[Records from a data source]
──────────────────────────────
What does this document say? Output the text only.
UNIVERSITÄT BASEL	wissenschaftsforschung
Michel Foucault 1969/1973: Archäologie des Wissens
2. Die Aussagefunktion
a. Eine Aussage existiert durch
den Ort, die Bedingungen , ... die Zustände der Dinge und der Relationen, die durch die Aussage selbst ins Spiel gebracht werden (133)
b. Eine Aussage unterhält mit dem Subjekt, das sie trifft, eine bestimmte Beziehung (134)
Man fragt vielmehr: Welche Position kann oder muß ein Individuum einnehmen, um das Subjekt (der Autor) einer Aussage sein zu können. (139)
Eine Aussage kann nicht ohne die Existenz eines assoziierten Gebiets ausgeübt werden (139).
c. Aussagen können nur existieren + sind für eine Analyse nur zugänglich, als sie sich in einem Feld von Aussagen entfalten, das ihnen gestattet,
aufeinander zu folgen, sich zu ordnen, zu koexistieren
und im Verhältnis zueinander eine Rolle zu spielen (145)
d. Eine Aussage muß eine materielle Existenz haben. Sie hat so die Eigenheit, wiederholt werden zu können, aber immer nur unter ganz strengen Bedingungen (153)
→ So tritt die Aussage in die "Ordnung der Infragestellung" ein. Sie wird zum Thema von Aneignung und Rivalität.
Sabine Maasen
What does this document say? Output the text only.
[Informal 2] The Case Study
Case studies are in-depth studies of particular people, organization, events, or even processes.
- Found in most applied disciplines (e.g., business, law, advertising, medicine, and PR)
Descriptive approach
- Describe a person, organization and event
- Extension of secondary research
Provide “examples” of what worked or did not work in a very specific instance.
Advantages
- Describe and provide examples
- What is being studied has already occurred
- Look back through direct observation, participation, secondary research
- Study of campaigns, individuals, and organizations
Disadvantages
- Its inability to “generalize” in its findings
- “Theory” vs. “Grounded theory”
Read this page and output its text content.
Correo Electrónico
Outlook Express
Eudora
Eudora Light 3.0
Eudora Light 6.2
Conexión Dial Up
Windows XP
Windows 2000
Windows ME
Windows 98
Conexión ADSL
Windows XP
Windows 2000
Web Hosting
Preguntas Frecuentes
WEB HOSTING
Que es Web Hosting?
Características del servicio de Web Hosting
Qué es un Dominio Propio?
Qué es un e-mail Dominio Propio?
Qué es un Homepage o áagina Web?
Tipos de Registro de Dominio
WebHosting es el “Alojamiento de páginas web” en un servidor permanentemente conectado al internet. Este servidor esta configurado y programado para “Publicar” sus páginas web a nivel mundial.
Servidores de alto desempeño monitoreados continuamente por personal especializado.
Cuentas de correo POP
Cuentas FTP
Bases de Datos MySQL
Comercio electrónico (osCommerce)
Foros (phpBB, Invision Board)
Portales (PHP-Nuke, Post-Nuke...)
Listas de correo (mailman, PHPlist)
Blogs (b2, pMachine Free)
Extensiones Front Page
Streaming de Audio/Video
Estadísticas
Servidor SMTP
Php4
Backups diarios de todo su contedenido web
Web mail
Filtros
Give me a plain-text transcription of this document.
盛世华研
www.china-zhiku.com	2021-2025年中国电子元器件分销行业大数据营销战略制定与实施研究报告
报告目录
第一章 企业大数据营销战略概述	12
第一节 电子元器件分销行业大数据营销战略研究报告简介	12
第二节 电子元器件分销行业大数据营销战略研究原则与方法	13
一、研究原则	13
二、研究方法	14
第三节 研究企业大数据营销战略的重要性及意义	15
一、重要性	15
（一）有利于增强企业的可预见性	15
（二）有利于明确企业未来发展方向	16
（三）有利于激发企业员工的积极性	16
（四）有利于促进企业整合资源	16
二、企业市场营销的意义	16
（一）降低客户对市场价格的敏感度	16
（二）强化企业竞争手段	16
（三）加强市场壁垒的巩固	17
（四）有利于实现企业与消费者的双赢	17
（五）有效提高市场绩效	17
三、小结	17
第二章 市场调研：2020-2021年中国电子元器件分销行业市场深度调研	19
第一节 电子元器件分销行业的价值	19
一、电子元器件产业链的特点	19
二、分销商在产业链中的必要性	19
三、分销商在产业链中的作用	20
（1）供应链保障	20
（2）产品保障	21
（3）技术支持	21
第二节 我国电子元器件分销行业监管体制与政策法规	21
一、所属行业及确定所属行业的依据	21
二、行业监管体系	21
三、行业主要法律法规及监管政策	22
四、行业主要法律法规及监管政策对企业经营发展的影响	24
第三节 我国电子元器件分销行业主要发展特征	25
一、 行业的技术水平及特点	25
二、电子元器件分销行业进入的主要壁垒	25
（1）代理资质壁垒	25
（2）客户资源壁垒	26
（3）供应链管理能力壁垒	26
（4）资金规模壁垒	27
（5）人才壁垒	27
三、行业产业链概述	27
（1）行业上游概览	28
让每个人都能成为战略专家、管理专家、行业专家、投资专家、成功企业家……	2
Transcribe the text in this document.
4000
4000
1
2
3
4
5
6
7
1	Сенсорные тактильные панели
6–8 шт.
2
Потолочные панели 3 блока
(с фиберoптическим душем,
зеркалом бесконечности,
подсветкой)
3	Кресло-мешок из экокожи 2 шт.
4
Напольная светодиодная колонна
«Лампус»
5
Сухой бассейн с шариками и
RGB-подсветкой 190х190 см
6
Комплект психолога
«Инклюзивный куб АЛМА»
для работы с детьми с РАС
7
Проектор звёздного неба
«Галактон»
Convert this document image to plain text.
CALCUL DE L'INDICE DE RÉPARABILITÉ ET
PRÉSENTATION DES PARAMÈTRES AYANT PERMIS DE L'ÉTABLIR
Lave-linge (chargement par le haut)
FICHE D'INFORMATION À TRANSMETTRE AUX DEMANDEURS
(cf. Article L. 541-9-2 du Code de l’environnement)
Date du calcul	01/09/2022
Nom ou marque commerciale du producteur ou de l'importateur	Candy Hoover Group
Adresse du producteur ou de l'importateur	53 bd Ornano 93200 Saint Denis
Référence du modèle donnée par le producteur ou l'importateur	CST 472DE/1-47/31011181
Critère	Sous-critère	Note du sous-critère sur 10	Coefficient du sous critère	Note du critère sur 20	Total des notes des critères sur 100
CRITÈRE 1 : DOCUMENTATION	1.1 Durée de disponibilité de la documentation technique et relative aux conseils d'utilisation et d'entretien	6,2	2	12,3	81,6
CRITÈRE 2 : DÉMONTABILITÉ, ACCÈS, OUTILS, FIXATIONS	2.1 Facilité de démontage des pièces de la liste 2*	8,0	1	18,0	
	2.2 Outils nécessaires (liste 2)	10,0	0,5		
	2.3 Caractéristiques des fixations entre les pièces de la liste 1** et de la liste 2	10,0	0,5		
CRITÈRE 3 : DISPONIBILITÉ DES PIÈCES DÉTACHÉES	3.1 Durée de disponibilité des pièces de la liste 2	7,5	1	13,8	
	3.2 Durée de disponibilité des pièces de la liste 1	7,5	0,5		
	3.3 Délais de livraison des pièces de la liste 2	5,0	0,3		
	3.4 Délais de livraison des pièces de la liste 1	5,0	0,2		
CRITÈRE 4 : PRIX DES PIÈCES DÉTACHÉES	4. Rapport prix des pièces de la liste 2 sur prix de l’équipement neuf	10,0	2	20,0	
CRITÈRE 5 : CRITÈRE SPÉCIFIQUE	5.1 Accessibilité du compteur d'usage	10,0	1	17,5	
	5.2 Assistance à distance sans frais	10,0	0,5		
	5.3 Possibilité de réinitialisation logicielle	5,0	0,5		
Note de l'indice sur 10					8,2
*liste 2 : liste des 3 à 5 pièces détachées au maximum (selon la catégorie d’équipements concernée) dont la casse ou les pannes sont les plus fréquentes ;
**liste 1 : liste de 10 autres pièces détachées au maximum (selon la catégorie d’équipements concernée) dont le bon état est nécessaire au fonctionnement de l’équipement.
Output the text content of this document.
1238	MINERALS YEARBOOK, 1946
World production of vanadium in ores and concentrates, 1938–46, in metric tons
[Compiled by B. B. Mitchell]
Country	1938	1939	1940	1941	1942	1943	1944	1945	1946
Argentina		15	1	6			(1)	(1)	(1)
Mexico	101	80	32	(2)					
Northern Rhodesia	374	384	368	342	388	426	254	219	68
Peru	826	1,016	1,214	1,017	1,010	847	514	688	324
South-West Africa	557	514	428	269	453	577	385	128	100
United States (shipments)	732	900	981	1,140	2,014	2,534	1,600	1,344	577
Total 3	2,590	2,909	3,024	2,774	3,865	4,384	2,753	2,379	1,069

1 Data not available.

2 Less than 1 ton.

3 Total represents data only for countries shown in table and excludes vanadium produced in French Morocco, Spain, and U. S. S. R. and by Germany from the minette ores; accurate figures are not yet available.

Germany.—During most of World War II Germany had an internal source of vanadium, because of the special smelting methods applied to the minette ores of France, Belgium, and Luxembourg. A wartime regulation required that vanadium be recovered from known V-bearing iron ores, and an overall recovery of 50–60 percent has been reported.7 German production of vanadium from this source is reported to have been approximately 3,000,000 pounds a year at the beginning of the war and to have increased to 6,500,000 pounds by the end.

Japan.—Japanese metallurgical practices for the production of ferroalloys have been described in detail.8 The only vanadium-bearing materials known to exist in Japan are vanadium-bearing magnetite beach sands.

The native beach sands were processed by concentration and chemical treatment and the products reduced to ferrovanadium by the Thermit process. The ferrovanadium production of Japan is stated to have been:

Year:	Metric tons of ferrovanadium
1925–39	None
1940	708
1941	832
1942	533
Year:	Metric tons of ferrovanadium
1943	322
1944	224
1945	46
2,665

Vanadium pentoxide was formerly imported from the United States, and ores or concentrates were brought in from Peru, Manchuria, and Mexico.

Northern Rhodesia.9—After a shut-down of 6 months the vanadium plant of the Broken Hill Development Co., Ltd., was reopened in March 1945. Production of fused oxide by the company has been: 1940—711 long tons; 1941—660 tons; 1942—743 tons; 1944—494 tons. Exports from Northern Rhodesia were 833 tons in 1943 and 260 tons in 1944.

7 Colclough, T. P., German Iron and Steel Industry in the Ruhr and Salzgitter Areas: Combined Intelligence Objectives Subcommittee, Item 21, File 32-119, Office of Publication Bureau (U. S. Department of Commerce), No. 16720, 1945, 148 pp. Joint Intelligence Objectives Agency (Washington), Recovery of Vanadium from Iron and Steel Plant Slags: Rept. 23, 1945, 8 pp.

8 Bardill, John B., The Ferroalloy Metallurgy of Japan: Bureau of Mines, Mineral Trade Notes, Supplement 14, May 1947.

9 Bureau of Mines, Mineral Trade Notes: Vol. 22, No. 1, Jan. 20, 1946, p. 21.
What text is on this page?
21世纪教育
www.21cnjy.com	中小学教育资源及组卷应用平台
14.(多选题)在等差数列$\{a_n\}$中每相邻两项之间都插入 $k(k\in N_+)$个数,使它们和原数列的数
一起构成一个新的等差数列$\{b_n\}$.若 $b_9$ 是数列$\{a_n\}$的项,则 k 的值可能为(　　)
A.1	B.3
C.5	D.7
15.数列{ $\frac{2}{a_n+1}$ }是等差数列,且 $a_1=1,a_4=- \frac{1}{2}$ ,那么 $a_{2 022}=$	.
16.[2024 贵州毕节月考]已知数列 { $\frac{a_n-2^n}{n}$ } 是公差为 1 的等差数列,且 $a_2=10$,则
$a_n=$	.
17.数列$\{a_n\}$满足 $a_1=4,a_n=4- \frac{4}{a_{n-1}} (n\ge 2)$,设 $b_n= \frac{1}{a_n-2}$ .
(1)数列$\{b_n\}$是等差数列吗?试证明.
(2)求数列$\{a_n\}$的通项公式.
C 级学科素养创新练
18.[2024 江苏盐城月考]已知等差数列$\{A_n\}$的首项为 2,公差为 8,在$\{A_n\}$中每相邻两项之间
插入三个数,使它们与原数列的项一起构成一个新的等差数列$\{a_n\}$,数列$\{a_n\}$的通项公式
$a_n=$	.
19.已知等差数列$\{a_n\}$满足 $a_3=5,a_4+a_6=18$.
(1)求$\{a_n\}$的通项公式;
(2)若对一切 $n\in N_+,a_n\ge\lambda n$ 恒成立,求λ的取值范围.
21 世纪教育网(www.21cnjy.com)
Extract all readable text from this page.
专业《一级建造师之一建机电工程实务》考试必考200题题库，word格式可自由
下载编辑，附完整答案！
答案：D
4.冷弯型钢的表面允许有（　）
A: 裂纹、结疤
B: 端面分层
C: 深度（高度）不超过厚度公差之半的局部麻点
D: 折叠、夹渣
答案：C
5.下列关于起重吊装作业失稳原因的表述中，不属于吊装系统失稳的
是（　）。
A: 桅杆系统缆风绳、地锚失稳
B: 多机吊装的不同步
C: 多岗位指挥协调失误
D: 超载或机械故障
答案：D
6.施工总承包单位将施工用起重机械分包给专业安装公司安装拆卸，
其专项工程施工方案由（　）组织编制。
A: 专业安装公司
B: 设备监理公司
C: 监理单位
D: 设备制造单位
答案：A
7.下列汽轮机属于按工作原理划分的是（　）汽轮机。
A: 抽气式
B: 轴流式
──────────────────────────────
AIM: Check each line of the records above for the word "concernée", then give the number of lines that have it, with no other words.

ANSWER BELOW: 2